_REQUIRED TASK_
Pull out the rows starting at the line containing "296, 315, 299]" and ending at the line containing "503, 544, 515]", both included, and reproduce each one character for character.

------------------------------------------------------------

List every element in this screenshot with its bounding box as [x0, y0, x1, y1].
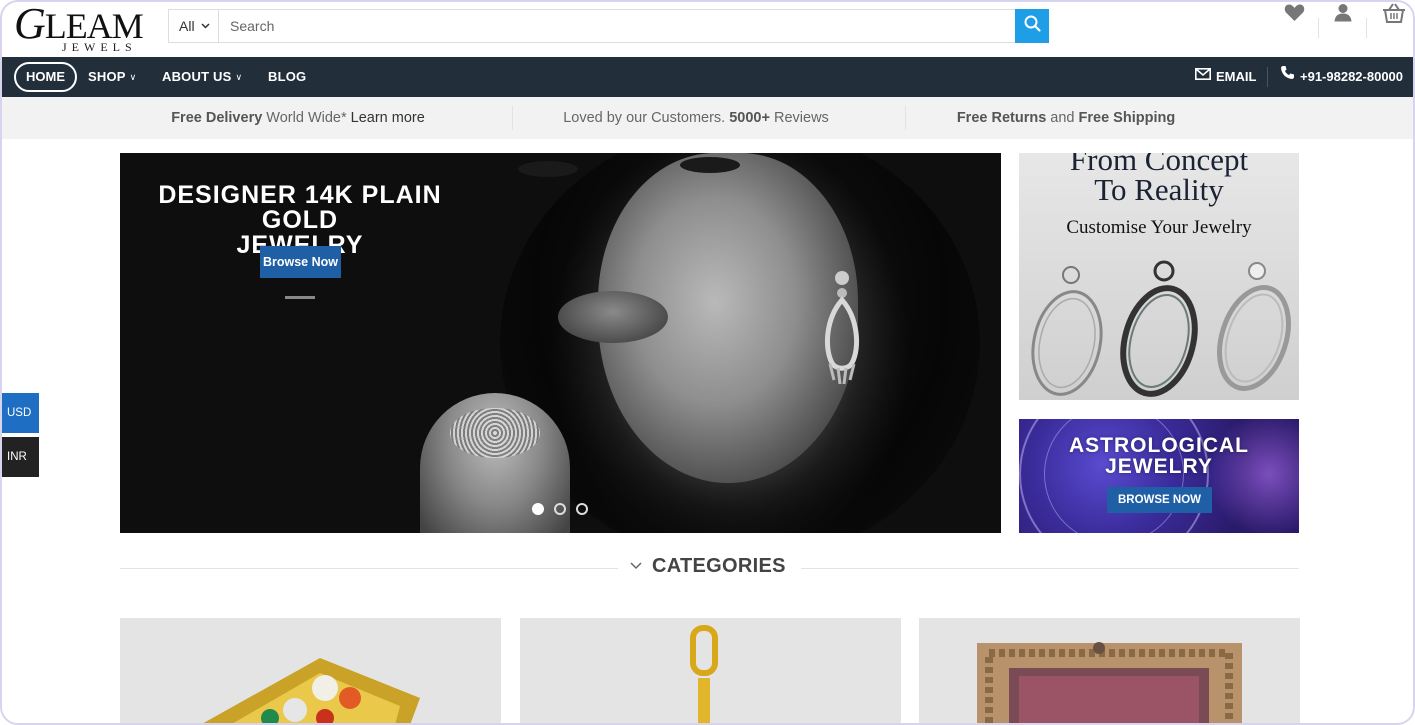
hero-divider	[285, 296, 315, 299]
categories-divider-left	[120, 568, 618, 569]
category-card[interactable]	[520, 618, 901, 725]
header-divider	[1318, 18, 1319, 38]
logo-g: G	[14, 0, 46, 48]
banner1-title-line2: To Reality	[1094, 172, 1224, 207]
site-header: GLEAM JEWELS All	[0, 0, 1415, 57]
envelope-icon	[1195, 56, 1211, 96]
category-card[interactable]	[120, 618, 501, 725]
info-free-delivery-bold: Free Delivery	[171, 110, 263, 126]
hero-earring-image	[824, 271, 860, 385]
nav-home[interactable]: HOME	[14, 62, 77, 92]
nav-shop[interactable]: SHOP ∨	[88, 57, 136, 97]
slider-dot-3[interactable]	[576, 503, 588, 515]
search-button[interactable]	[1015, 9, 1049, 43]
category-card[interactable]	[919, 618, 1300, 725]
info-reviews-count: 5000+	[729, 110, 770, 126]
chevron-down-icon: ∨	[129, 72, 137, 82]
banner2-title: ASTROLOGICAL JEWELRY	[1019, 435, 1299, 477]
currency-inr-button[interactable]: INR	[0, 437, 39, 477]
header-divider	[1366, 18, 1367, 38]
search-input[interactable]	[221, 10, 1016, 42]
info-free-delivery-text: World Wide*	[262, 110, 351, 126]
slider-dot-1[interactable]	[532, 503, 544, 515]
nav-shop-label: SHOP	[88, 69, 126, 84]
gold-pendant-image	[690, 625, 718, 725]
info-divider	[512, 106, 513, 130]
account-button[interactable]	[1328, 0, 1358, 30]
email-label: EMAIL	[1216, 69, 1257, 84]
rings-illustration	[1031, 260, 1291, 397]
banner2-title-line1: ASTROLOGICAL	[1069, 434, 1249, 457]
user-icon	[1334, 3, 1352, 27]
hero-title-line1: DESIGNER 14K PLAIN GOLD	[158, 181, 442, 234]
chevron-down-icon	[630, 553, 642, 576]
search-category-label: All	[179, 18, 195, 34]
hero-image-detail	[518, 161, 578, 177]
hero-image-detail	[558, 291, 668, 343]
info-free-returns-mid: and	[1046, 110, 1079, 126]
site-logo[interactable]: GLEAM JEWELS	[14, 2, 144, 55]
logo-subtext: JEWELS	[62, 40, 137, 54]
banner1-subtitle: Customise Your Jewelry	[1066, 217, 1252, 238]
currency-usd-button[interactable]: USD	[0, 393, 39, 433]
info-free-returns: Free Returns and Free Shipping	[935, 97, 1197, 139]
banner1-title: From Concept To Reality	[1019, 153, 1299, 205]
main-nav: HOME SHOP ∨ ABOUT US ∨ BLOG EMAIL +91-9828…	[0, 57, 1415, 97]
info-free-delivery: Free Delivery World Wide* Learn more	[150, 97, 446, 139]
info-free-shipping-bold: Free Shipping	[1078, 110, 1176, 126]
info-divider	[905, 106, 906, 130]
learn-more-link[interactable]: Learn more	[351, 110, 425, 126]
search-icon	[1024, 15, 1041, 37]
search-category-select[interactable]: All	[169, 10, 219, 42]
cart-button[interactable]	[1379, 0, 1409, 30]
hero-slider[interactable]: DESIGNER 14K PLAIN GOLD JEWELRY Browse N…	[120, 153, 1001, 533]
info-reviews-tail: Reviews	[769, 110, 829, 126]
gemstone-ring-image	[200, 658, 420, 725]
info-free-returns-bold: Free Returns	[956, 110, 1047, 126]
nav-divider	[1267, 67, 1268, 87]
hero-browse-now-button[interactable]: Browse Now	[260, 246, 341, 278]
categories-heading-label: CATEGORIES	[652, 555, 786, 577]
nav-about-us[interactable]: ABOUT US ∨	[162, 57, 242, 97]
phone-link[interactable]: +91-98282-80000	[1280, 57, 1403, 97]
hero-image-detail	[680, 157, 740, 173]
search-bar: All	[168, 9, 1049, 43]
astrological-jewelry-banner[interactable]: ASTROLOGICAL JEWELRY BROWSE NOW	[1019, 419, 1299, 533]
stone-ring-image	[977, 642, 1242, 725]
wishlist-button[interactable]	[1279, 0, 1309, 30]
basket-icon	[1382, 2, 1406, 28]
heart-icon	[1284, 3, 1305, 27]
categories-heading: CATEGORIES	[630, 555, 786, 581]
slider-dot-2[interactable]	[554, 503, 566, 515]
banner2-title-line2: JEWELRY	[1105, 455, 1213, 478]
customise-jewelry-banner[interactable]: From Concept To Reality Customise Your J…	[1019, 153, 1299, 400]
nav-blog[interactable]: BLOG	[268, 57, 306, 97]
categories-divider-right	[801, 568, 1299, 569]
info-reviews-text: Loved by our Customers.	[563, 110, 730, 126]
chevron-down-icon: ∨	[235, 72, 243, 82]
info-reviews: Loved by our Customers. 5000+ Reviews	[540, 97, 852, 139]
info-bar: Free Delivery World Wide* Learn more Lov…	[0, 97, 1415, 139]
email-link[interactable]: EMAIL	[1195, 57, 1256, 97]
phone-icon	[1280, 56, 1295, 96]
nav-about-label: ABOUT US	[162, 69, 232, 84]
chevron-down-icon	[201, 10, 210, 42]
hero-image-detail	[450, 408, 540, 458]
phone-label: +91-98282-80000	[1300, 69, 1404, 84]
banner2-browse-now-button[interactable]: BROWSE NOW	[1107, 487, 1212, 513]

------------------------------------------------------------

_TASK RESPONSE_
hero-divider	[285, 296, 315, 299]
categories-divider-left	[120, 568, 618, 569]
category-card[interactable]	[520, 618, 901, 725]
header-divider	[1318, 18, 1319, 38]
logo-g: G	[14, 0, 46, 48]
banner1-title-line2: To Reality	[1094, 172, 1224, 207]
site-header: GLEAM JEWELS All	[0, 0, 1415, 57]
envelope-icon	[1195, 56, 1211, 96]
category-card[interactable]	[120, 618, 501, 725]
info-free-delivery-bold: Free Delivery	[171, 110, 263, 126]
hero-earring-image	[824, 271, 860, 385]
nav-home[interactable]: HOME	[14, 62, 77, 92]
nav-shop[interactable]: SHOP ∨	[88, 57, 136, 97]
slider-dot-3[interactable]	[576, 503, 588, 515]
search-button[interactable]	[1015, 9, 1049, 43]
category-card[interactable]	[919, 618, 1300, 725]
info-reviews-count: 5000+	[729, 110, 770, 126]
chevron-down-icon: ∨	[129, 72, 137, 82]
banner2-title: ASTROLOGICAL JEWELRY	[1019, 435, 1299, 477]
currency-inr-button[interactable]: INR	[0, 437, 39, 477]
header-divider	[1366, 18, 1367, 38]
search-input[interactable]	[221, 10, 1016, 42]
info-free-delivery-text: World Wide*	[262, 110, 351, 126]
slider-dot-1[interactable]	[532, 503, 544, 515]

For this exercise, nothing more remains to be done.